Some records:
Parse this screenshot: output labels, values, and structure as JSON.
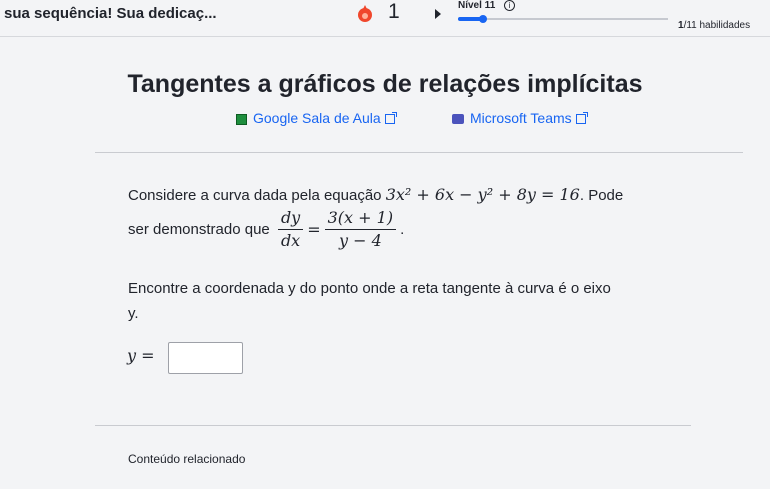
{
  "topbar": {
    "streak_text": "sua sequência! Sua dedicaç...",
    "streak_count": "1",
    "level_label": "Nível 11",
    "info_glyph": "i",
    "skills_current": "1",
    "skills_rest": "/11 habilidades",
    "progress_fraction": 0.12,
    "icons": [
      "flame-icon",
      "play-icon",
      "info-icon"
    ]
  },
  "title": "Tangentes a gráficos de relações implícitas",
  "links": {
    "google_classroom": "Google Sala de Aula",
    "microsoft_teams": "Microsoft Teams",
    "icons": [
      "google-classroom-icon",
      "microsoft-teams-icon",
      "external-link-icon"
    ]
  },
  "problem": {
    "intro_text": "Considere a curva dada pela equação",
    "equation": "3x² + 6x − y² + 8y = 16",
    "after_equation": ". Pode",
    "line2_text": "ser demonstrado que",
    "derivative_num": "dy",
    "derivative_den": "dx",
    "equals": "=",
    "rhs_num": "3(x + 1)",
    "rhs_den": "y − 4",
    "line2_end": ".",
    "question_line1": "Encontre a coordenada y do ponto onde a reta tangente à curva é o eixo",
    "question_line2": "y."
  },
  "answer": {
    "label": "y =",
    "value": ""
  },
  "related": {
    "label": "Conteúdo relacionado"
  },
  "colors": {
    "accent": "#1865f2",
    "text": "#21242c",
    "flame": "#f0472c",
    "background": "#f3f4f6"
  }
}
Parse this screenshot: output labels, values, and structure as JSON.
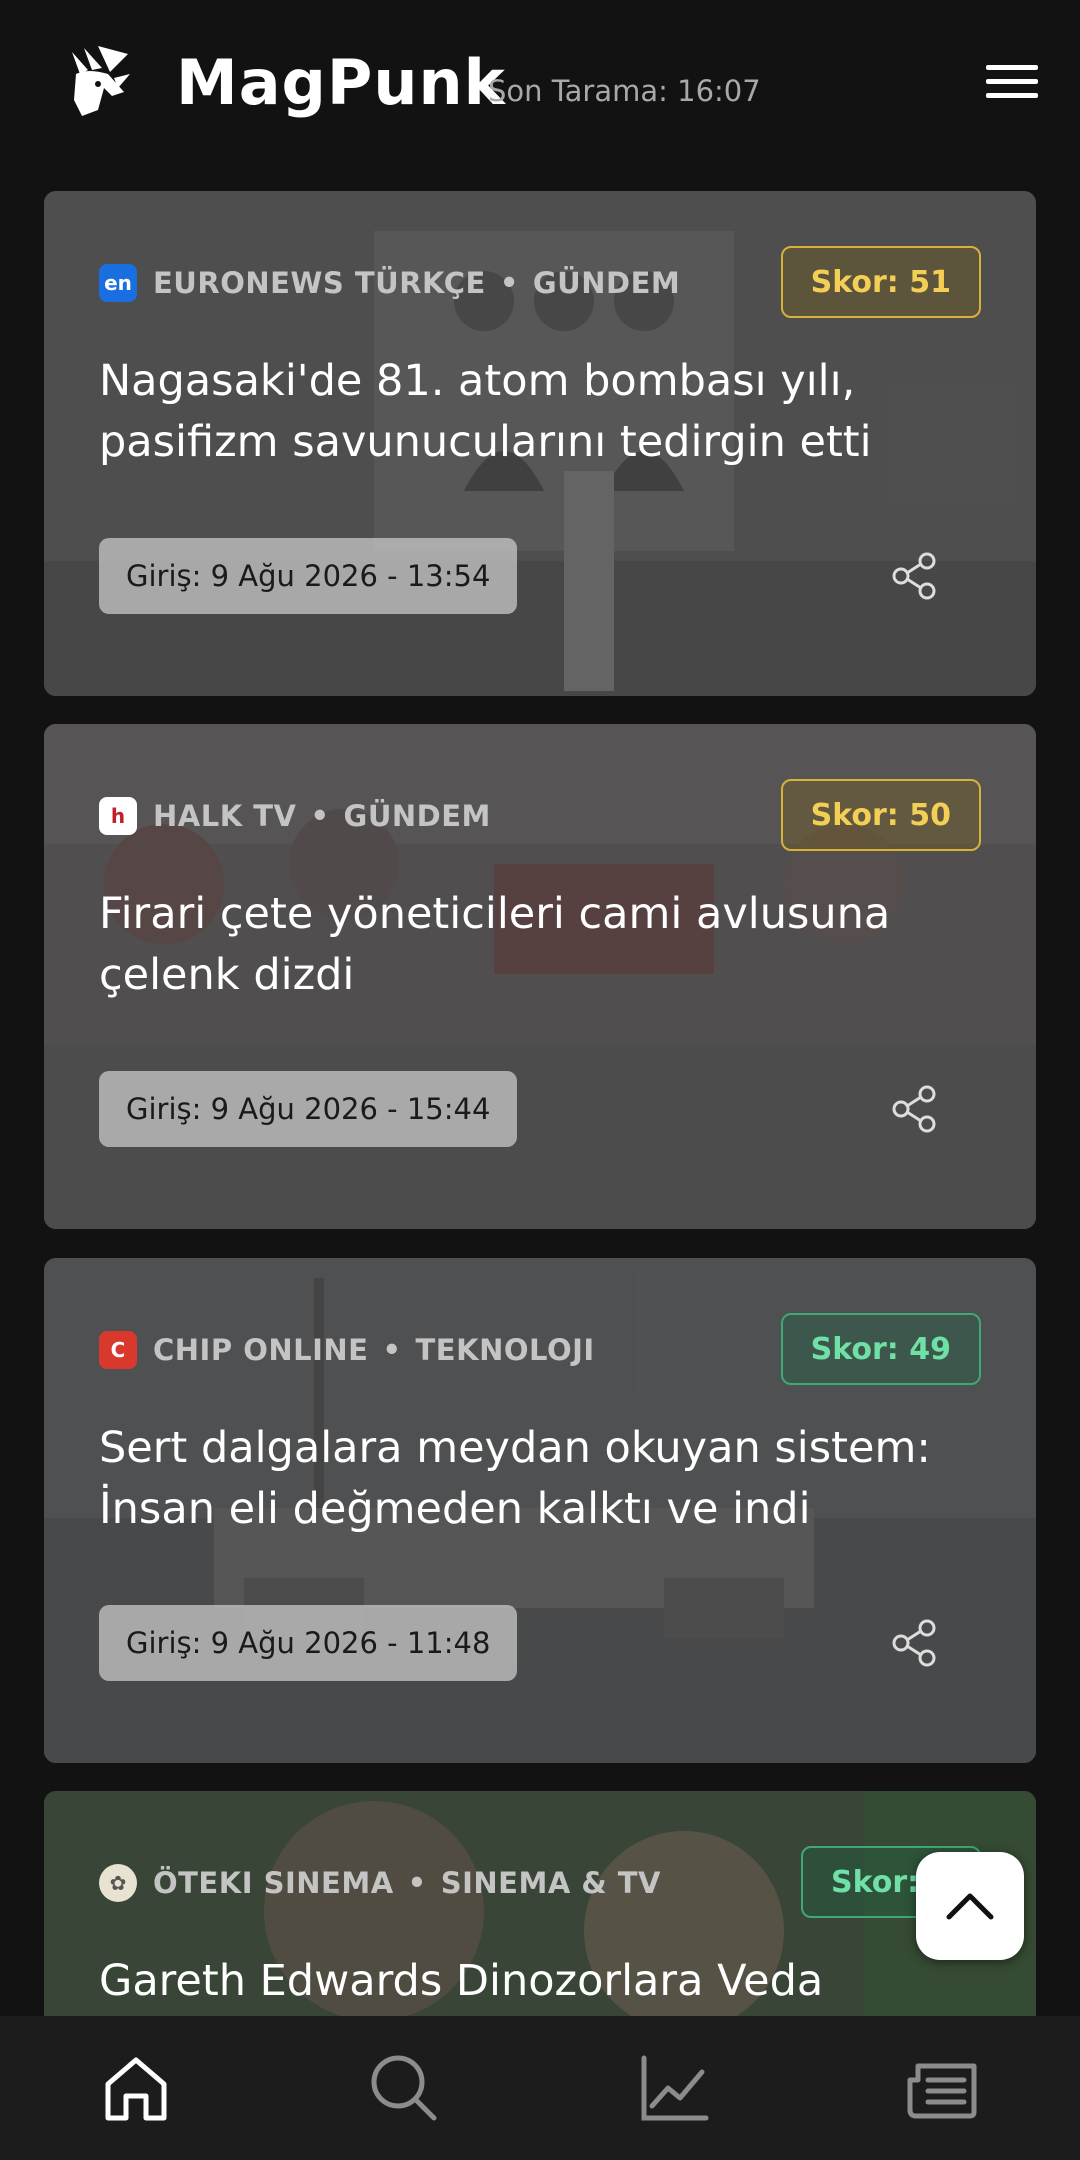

Exercise aim: Leave out the pictures and copy every record above exactly.

Written solution:
Parse this screenshot: output labels, values, and structure as JSON.
{
  "topbar": {
    "streak_text": "sua sequência! Sua dedicaç...",
    "streak_count": "1",
    "level_label": "Nível 11",
    "info_glyph": "i",
    "skills_current": "1",
    "skills_rest": "/11 habilidades",
    "progress_fraction": 0.12,
    "icons": [
      "flame-icon",
      "play-icon",
      "info-icon"
    ]
  },
  "title": "Tangentes a gráficos de relações implícitas",
  "links": {
    "google_classroom": "Google Sala de Aula",
    "microsoft_teams": "Microsoft Teams",
    "icons": [
      "google-classroom-icon",
      "microsoft-teams-icon",
      "external-link-icon"
    ]
  },
  "problem": {
    "intro_text": "Considere a curva dada pela equação",
    "equation": "3x² + 6x − y² + 8y = 16",
    "after_equation": ". Pode",
    "line2_text": "ser demonstrado que",
    "derivative_num": "dy",
    "derivative_den": "dx",
    "equals": "=",
    "rhs_num": "3(x + 1)",
    "rhs_den": "y − 4",
    "line2_end": ".",
    "question_line1": "Encontre a coordenada y do ponto onde a reta tangente à curva é o eixo",
    "question_line2": "y."
  },
  "answer": {
    "label": "y =",
    "value": ""
  },
  "related": {
    "label": "Conteúdo relacionado"
  },
  "colors": {
    "accent": "#1865f2",
    "text": "#21242c",
    "flame": "#f0472c",
    "background": "#f3f4f6"
  }
}
Parse this screenshot: output labels, values, and structure as JSON.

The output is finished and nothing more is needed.